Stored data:
####
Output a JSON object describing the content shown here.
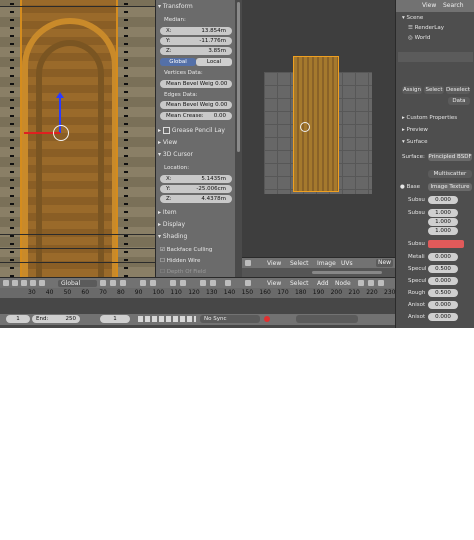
{
  "transform_panel": {
    "title": "Transform",
    "median_label": "Median:",
    "x": "X:",
    "x_val": "13.854m",
    "y": "Y:",
    "y_val": "-11.776m",
    "z": "Z:",
    "z_val": "3.85m",
    "global": "Global",
    "local": "Local",
    "vertices_data": "Vertices Data:",
    "mean_bevel_weig_1": "Mean Bevel Weig 0.00",
    "edges_data": "Edges Data:",
    "mean_bevel_weig_2": "Mean Bevel Weig 0.00",
    "mean_crease": "Mean Crease:",
    "mean_crease_val": "0.00",
    "grease_pencil": "Grease Pencil Lay",
    "view": "View",
    "cursor": "3D Cursor",
    "location": "Location:",
    "cx": "X:",
    "cx_val": "5.1435m",
    "cy": "Y:",
    "cy_val": "-25.006cm",
    "cz": "Z:",
    "cz_val": "4.4378m",
    "item": "Item",
    "display": "Display",
    "shading": "Shading",
    "backface": "Backface Culling",
    "hidden_wire": "Hidden Wire",
    "depth_of_field": "Depth Of Field"
  },
  "viewport_header": {
    "orientation": "Global"
  },
  "uv_header": {
    "view": "View",
    "select": "Select",
    "image": "Image",
    "uvs": "UVs",
    "new": "New"
  },
  "node_header": {
    "view": "View",
    "select": "Select",
    "add": "Add",
    "node": "Node"
  },
  "outliner": {
    "view": "View",
    "search": "Search",
    "scene": "Scene",
    "render_layers": "RenderLay",
    "world": "World"
  },
  "material": {
    "assign": "Assign",
    "select": "Select",
    "deselect": "Deselect",
    "data": "Data",
    "custom_properties": "Custom Properties",
    "preview": "Preview",
    "surface_section": "Surface",
    "surface_label": "Surface:",
    "surface_value": "Principled BSDF",
    "multiscatter": "Multiscatter",
    "base": "Base",
    "image_texture": "Image Texture",
    "subsu1": "Subsu",
    "subsu1_val": "0.000",
    "subsu2": "Subsu",
    "subsu2_vals": [
      "1.000",
      "1.000",
      "1.000"
    ],
    "subsu3": "Subsu",
    "metal": "Metali",
    "metal_val": "0.000",
    "specu1": "Specul",
    "specu1_val": "0.500",
    "specu2": "Specul",
    "specu2_val": "0.000",
    "rough": "Rough",
    "rough_val": "0.500",
    "aniso1": "Anisot",
    "aniso1_val": "0.000",
    "aniso2": "Anisot",
    "aniso2_val": "0.000",
    "subsurface_color": "#e05a5a"
  },
  "timeline": {
    "ticks": [
      "30",
      "40",
      "50",
      "60",
      "70",
      "80",
      "90",
      "100",
      "110",
      "120",
      "130",
      "140",
      "150",
      "160",
      "170",
      "180",
      "190",
      "200",
      "210",
      "220",
      "230"
    ],
    "start_val": "1",
    "end_label": "End:",
    "end_val": "250",
    "current": "1",
    "sync": "No Sync"
  },
  "colors": {
    "selection": "#f0a020",
    "panel_bg": "#6b6b6b"
  }
}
####
Retype the records exactly. Any image in them should not appear in what you write.

Output a JSON object describing the content shown here.
{
  "transform_panel": {
    "title": "Transform",
    "median_label": "Median:",
    "x": "X:",
    "x_val": "13.854m",
    "y": "Y:",
    "y_val": "-11.776m",
    "z": "Z:",
    "z_val": "3.85m",
    "global": "Global",
    "local": "Local",
    "vertices_data": "Vertices Data:",
    "mean_bevel_weig_1": "Mean Bevel Weig 0.00",
    "edges_data": "Edges Data:",
    "mean_bevel_weig_2": "Mean Bevel Weig 0.00",
    "mean_crease": "Mean Crease:",
    "mean_crease_val": "0.00",
    "grease_pencil": "Grease Pencil Lay",
    "view": "View",
    "cursor": "3D Cursor",
    "location": "Location:",
    "cx": "X:",
    "cx_val": "5.1435m",
    "cy": "Y:",
    "cy_val": "-25.006cm",
    "cz": "Z:",
    "cz_val": "4.4378m",
    "item": "Item",
    "display": "Display",
    "shading": "Shading",
    "backface": "Backface Culling",
    "hidden_wire": "Hidden Wire",
    "depth_of_field": "Depth Of Field"
  },
  "viewport_header": {
    "orientation": "Global"
  },
  "uv_header": {
    "view": "View",
    "select": "Select",
    "image": "Image",
    "uvs": "UVs",
    "new": "New"
  },
  "node_header": {
    "view": "View",
    "select": "Select",
    "add": "Add",
    "node": "Node"
  },
  "outliner": {
    "view": "View",
    "search": "Search",
    "scene": "Scene",
    "render_layers": "RenderLay",
    "world": "World"
  },
  "material": {
    "assign": "Assign",
    "select": "Select",
    "deselect": "Deselect",
    "data": "Data",
    "custom_properties": "Custom Properties",
    "preview": "Preview",
    "surface_section": "Surface",
    "surface_label": "Surface:",
    "surface_value": "Principled BSDF",
    "multiscatter": "Multiscatter",
    "base": "Base",
    "image_texture": "Image Texture",
    "subsu1": "Subsu",
    "subsu1_val": "0.000",
    "subsu2": "Subsu",
    "subsu2_vals": [
      "1.000",
      "1.000",
      "1.000"
    ],
    "subsu3": "Subsu",
    "metal": "Metali",
    "metal_val": "0.000",
    "specu1": "Specul",
    "specu1_val": "0.500",
    "specu2": "Specul",
    "specu2_val": "0.000",
    "rough": "Rough",
    "rough_val": "0.500",
    "aniso1": "Anisot",
    "aniso1_val": "0.000",
    "aniso2": "Anisot",
    "aniso2_val": "0.000",
    "subsurface_color": "#e05a5a"
  },
  "timeline": {
    "ticks": [
      "30",
      "40",
      "50",
      "60",
      "70",
      "80",
      "90",
      "100",
      "110",
      "120",
      "130",
      "140",
      "150",
      "160",
      "170",
      "180",
      "190",
      "200",
      "210",
      "220",
      "230"
    ],
    "start_val": "1",
    "end_label": "End:",
    "end_val": "250",
    "current": "1",
    "sync": "No Sync"
  },
  "colors": {
    "selection": "#f0a020",
    "panel_bg": "#6b6b6b"
  }
}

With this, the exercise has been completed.